- _DIRECTIVE_: Repeat the entire listing exactly.
== == ==
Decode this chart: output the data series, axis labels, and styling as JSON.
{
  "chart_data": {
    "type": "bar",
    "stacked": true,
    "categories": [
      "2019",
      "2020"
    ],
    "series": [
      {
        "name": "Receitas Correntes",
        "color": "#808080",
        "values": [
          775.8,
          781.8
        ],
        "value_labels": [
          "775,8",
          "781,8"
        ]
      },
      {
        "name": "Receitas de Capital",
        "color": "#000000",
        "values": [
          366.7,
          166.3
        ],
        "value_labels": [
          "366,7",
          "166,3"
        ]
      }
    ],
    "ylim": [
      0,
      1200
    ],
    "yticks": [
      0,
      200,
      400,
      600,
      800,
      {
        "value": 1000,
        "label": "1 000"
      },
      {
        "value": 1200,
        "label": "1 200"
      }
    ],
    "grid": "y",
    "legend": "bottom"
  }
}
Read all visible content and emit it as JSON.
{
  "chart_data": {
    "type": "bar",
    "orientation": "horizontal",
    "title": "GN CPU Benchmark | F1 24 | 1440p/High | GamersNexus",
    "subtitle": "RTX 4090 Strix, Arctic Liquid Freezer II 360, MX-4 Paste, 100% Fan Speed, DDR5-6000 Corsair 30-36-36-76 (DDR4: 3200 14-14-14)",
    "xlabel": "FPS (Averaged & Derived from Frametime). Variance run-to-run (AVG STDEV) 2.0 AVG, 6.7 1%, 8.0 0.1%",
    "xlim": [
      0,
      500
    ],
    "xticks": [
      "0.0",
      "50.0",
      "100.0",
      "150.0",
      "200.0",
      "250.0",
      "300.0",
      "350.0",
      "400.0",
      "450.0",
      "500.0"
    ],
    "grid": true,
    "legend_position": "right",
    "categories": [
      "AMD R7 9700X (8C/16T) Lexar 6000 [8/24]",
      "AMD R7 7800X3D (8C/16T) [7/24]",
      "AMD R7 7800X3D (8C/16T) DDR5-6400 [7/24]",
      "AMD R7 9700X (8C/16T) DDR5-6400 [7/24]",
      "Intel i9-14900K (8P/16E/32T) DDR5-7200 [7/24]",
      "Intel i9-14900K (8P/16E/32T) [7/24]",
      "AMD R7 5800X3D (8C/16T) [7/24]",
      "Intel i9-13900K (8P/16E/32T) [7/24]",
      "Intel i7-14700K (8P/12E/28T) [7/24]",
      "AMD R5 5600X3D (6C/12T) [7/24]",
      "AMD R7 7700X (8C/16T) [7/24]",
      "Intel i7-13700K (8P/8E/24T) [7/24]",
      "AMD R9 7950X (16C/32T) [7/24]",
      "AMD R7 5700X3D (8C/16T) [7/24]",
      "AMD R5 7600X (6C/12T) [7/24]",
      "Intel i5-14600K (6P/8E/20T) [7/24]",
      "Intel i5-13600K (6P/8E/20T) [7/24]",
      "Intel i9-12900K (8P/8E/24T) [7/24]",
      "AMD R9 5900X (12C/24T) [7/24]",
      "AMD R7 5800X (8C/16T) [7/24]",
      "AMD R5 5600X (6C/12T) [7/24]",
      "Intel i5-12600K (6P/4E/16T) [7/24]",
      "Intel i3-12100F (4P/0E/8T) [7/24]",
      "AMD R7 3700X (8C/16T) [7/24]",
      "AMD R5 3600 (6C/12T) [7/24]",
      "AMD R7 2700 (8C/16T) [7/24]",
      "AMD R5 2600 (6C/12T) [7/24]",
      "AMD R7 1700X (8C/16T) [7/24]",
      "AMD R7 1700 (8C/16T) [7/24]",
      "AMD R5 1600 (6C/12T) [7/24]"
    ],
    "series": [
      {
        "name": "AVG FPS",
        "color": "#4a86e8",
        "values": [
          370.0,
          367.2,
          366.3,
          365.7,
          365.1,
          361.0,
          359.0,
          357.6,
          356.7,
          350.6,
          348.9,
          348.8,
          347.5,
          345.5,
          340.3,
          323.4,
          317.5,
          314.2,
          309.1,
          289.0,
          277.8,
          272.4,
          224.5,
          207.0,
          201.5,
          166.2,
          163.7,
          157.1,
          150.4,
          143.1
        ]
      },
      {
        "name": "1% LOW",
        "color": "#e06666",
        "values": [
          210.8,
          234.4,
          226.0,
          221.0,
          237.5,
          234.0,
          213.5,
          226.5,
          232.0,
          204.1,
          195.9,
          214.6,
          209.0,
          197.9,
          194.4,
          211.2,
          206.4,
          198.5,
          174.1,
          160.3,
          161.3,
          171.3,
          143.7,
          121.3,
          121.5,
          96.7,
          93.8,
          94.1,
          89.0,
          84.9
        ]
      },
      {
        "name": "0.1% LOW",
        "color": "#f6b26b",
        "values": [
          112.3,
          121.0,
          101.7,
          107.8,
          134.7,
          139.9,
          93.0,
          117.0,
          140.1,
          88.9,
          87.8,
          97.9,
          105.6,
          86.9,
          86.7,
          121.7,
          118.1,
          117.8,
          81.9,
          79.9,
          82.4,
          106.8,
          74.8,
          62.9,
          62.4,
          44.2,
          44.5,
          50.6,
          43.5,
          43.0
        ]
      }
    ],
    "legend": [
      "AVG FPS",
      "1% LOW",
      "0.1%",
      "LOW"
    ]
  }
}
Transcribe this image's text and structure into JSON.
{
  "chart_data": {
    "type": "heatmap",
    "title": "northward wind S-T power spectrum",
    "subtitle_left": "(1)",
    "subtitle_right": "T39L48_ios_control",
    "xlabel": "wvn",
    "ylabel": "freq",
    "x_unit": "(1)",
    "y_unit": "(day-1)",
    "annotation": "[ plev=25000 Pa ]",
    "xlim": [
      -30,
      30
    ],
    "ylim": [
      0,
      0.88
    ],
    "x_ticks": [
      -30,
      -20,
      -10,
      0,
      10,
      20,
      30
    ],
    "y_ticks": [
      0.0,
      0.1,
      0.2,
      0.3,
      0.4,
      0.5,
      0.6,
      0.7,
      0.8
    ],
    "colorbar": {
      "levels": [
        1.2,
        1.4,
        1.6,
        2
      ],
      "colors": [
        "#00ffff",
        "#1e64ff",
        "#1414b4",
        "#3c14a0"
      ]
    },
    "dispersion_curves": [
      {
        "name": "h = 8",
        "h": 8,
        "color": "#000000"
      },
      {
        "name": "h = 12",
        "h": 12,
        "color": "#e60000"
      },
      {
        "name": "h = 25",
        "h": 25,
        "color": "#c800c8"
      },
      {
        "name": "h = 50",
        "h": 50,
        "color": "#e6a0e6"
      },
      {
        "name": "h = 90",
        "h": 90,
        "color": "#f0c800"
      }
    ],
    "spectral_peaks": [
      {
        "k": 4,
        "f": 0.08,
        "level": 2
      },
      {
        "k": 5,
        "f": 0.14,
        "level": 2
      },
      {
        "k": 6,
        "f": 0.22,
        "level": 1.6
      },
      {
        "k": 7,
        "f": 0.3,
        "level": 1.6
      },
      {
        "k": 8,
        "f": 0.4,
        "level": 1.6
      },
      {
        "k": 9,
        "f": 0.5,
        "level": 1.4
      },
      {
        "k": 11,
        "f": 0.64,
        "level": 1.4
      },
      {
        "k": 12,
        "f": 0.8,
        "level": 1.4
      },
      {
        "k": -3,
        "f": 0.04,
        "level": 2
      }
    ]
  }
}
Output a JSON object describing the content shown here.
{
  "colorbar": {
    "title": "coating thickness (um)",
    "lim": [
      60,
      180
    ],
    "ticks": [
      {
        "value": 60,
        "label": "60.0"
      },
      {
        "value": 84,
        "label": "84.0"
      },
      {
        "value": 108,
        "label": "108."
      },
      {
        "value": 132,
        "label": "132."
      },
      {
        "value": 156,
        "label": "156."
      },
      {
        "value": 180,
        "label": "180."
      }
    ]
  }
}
== == ==
- _EXERCISE SOLUTION_:
Decode this chart: output the data series, axis labels, and styling as JSON.
{
  "chart_data": {
    "type": "bar",
    "stacked": true,
    "categories": [
      "2019",
      "2020"
    ],
    "series": [
      {
        "name": "Receitas Correntes",
        "color": "#808080",
        "values": [
          775.8,
          781.8
        ],
        "value_labels": [
          "775,8",
          "781,8"
        ]
      },
      {
        "name": "Receitas de Capital",
        "color": "#000000",
        "values": [
          366.7,
          166.3
        ],
        "value_labels": [
          "366,7",
          "166,3"
        ]
      }
    ],
    "ylim": [
      0,
      1200
    ],
    "yticks": [
      0,
      200,
      400,
      600,
      800,
      {
        "value": 1000,
        "label": "1 000"
      },
      {
        "value": 1200,
        "label": "1 200"
      }
    ],
    "grid": "y",
    "legend": "bottom"
  }
}
Read all visible content and emit it as JSON.
{
  "chart_data": {
    "type": "bar",
    "orientation": "horizontal",
    "title": "GN CPU Benchmark | F1 24 | 1440p/High | GamersNexus",
    "subtitle": "RTX 4090 Strix, Arctic Liquid Freezer II 360, MX-4 Paste, 100% Fan Speed, DDR5-6000 Corsair 30-36-36-76 (DDR4: 3200 14-14-14)",
    "xlabel": "FPS (Averaged & Derived from Frametime). Variance run-to-run (AVG STDEV) 2.0 AVG, 6.7 1%, 8.0 0.1%",
    "xlim": [
      0,
      500
    ],
    "xticks": [
      "0.0",
      "50.0",
      "100.0",
      "150.0",
      "200.0",
      "250.0",
      "300.0",
      "350.0",
      "400.0",
      "450.0",
      "500.0"
    ],
    "grid": true,
    "legend_position": "right",
    "categories": [
      "AMD R7 9700X (8C/16T) Lexar 6000 [8/24]",
      "AMD R7 7800X3D (8C/16T) [7/24]",
      "AMD R7 7800X3D (8C/16T) DDR5-6400 [7/24]",
      "AMD R7 9700X (8C/16T) DDR5-6400 [7/24]",
      "Intel i9-14900K (8P/16E/32T) DDR5-7200 [7/24]",
      "Intel i9-14900K (8P/16E/32T) [7/24]",
      "AMD R7 5800X3D (8C/16T) [7/24]",
      "Intel i9-13900K (8P/16E/32T) [7/24]",
      "Intel i7-14700K (8P/12E/28T) [7/24]",
      "AMD R5 5600X3D (6C/12T) [7/24]",
      "AMD R7 7700X (8C/16T) [7/24]",
      "Intel i7-13700K (8P/8E/24T) [7/24]",
      "AMD R9 7950X (16C/32T) [7/24]",
      "AMD R7 5700X3D (8C/16T) [7/24]",
      "AMD R5 7600X (6C/12T) [7/24]",
      "Intel i5-14600K (6P/8E/20T) [7/24]",
      "Intel i5-13600K (6P/8E/20T) [7/24]",
      "Intel i9-12900K (8P/8E/24T) [7/24]",
      "AMD R9 5900X (12C/24T) [7/24]",
      "AMD R7 5800X (8C/16T) [7/24]",
      "AMD R5 5600X (6C/12T) [7/24]",
      "Intel i5-12600K (6P/4E/16T) [7/24]",
      "Intel i3-12100F (4P/0E/8T) [7/24]",
      "AMD R7 3700X (8C/16T) [7/24]",
      "AMD R5 3600 (6C/12T) [7/24]",
      "AMD R7 2700 (8C/16T) [7/24]",
      "AMD R5 2600 (6C/12T) [7/24]",
      "AMD R7 1700X (8C/16T) [7/24]",
      "AMD R7 1700 (8C/16T) [7/24]",
      "AMD R5 1600 (6C/12T) [7/24]"
    ],
    "series": [
      {
        "name": "AVG FPS",
        "color": "#4a86e8",
        "values": [
          370.0,
          367.2,
          366.3,
          365.7,
          365.1,
          361.0,
          359.0,
          357.6,
          356.7,
          350.6,
          348.9,
          348.8,
          347.5,
          345.5,
          340.3,
          323.4,
          317.5,
          314.2,
          309.1,
          289.0,
          277.8,
          272.4,
          224.5,
          207.0,
          201.5,
          166.2,
          163.7,
          157.1,
          150.4,
          143.1
        ]
      },
      {
        "name": "1% LOW",
        "color": "#e06666",
        "values": [
          210.8,
          234.4,
          226.0,
          221.0,
          237.5,
          234.0,
          213.5,
          226.5,
          232.0,
          204.1,
          195.9,
          214.6,
          209.0,
          197.9,
          194.4,
          211.2,
          206.4,
          198.5,
          174.1,
          160.3,
          161.3,
          171.3,
          143.7,
          121.3,
          121.5,
          96.7,
          93.8,
          94.1,
          89.0,
          84.9
        ]
      },
      {
        "name": "0.1% LOW",
        "color": "#f6b26b",
        "values": [
          112.3,
          121.0,
          101.7,
          107.8,
          134.7,
          139.9,
          93.0,
          117.0,
          140.1,
          88.9,
          87.8,
          97.9,
          105.6,
          86.9,
          86.7,
          121.7,
          118.1,
          117.8,
          81.9,
          79.9,
          82.4,
          106.8,
          74.8,
          62.9,
          62.4,
          44.2,
          44.5,
          50.6,
          43.5,
          43.0
        ]
      }
    ],
    "legend": [
      "AVG FPS",
      "1% LOW",
      "0.1%",
      "LOW"
    ]
  }
}
Transcribe this image's text and structure into JSON.
{
  "chart_data": {
    "type": "heatmap",
    "title": "northward wind S-T power spectrum",
    "subtitle_left": "(1)",
    "subtitle_right": "T39L48_ios_control",
    "xlabel": "wvn",
    "ylabel": "freq",
    "x_unit": "(1)",
    "y_unit": "(day-1)",
    "annotation": "[ plev=25000 Pa ]",
    "xlim": [
      -30,
      30
    ],
    "ylim": [
      0,
      0.88
    ],
    "x_ticks": [
      -30,
      -20,
      -10,
      0,
      10,
      20,
      30
    ],
    "y_ticks": [
      0.0,
      0.1,
      0.2,
      0.3,
      0.4,
      0.5,
      0.6,
      0.7,
      0.8
    ],
    "colorbar": {
      "levels": [
        1.2,
        1.4,
        1.6,
        2
      ],
      "colors": [
        "#00ffff",
        "#1e64ff",
        "#1414b4",
        "#3c14a0"
      ]
    },
    "dispersion_curves": [
      {
        "name": "h = 8",
        "h": 8,
        "color": "#000000"
      },
      {
        "name": "h = 12",
        "h": 12,
        "color": "#e60000"
      },
      {
        "name": "h = 25",
        "h": 25,
        "color": "#c800c8"
      },
      {
        "name": "h = 50",
        "h": 50,
        "color": "#e6a0e6"
      },
      {
        "name": "h = 90",
        "h": 90,
        "color": "#f0c800"
      }
    ],
    "spectral_peaks": [
      {
        "k": 4,
        "f": 0.08,
        "level": 2
      },
      {
        "k": 5,
        "f": 0.14,
        "level": 2
      },
      {
        "k": 6,
        "f": 0.22,
        "level": 1.6
      },
      {
        "k": 7,
        "f": 0.3,
        "level": 1.6
      },
      {
        "k": 8,
        "f": 0.4,
        "level": 1.6
      },
      {
        "k": 9,
        "f": 0.5,
        "level": 1.4
      },
      {
        "k": 11,
        "f": 0.64,
        "level": 1.4
      },
      {
        "k": 12,
        "f": 0.8,
        "level": 1.4
      },
      {
        "k": -3,
        "f": 0.04,
        "level": 2
      }
    ]
  }
}
Output a JSON object describing the content shown here.
{
  "colorbar": {
    "title": "coating thickness (um)",
    "lim": [
      60,
      180
    ],
    "ticks": [
      {
        "value": 60,
        "label": "60.0"
      },
      {
        "value": 84,
        "label": "84.0"
      },
      {
        "value": 108,
        "label": "108."
      },
      {
        "value": 132,
        "label": "132."
      },
      {
        "value": 156,
        "label": "156."
      },
      {
        "value": 180,
        "label": "180."
      }
    ]
  }
}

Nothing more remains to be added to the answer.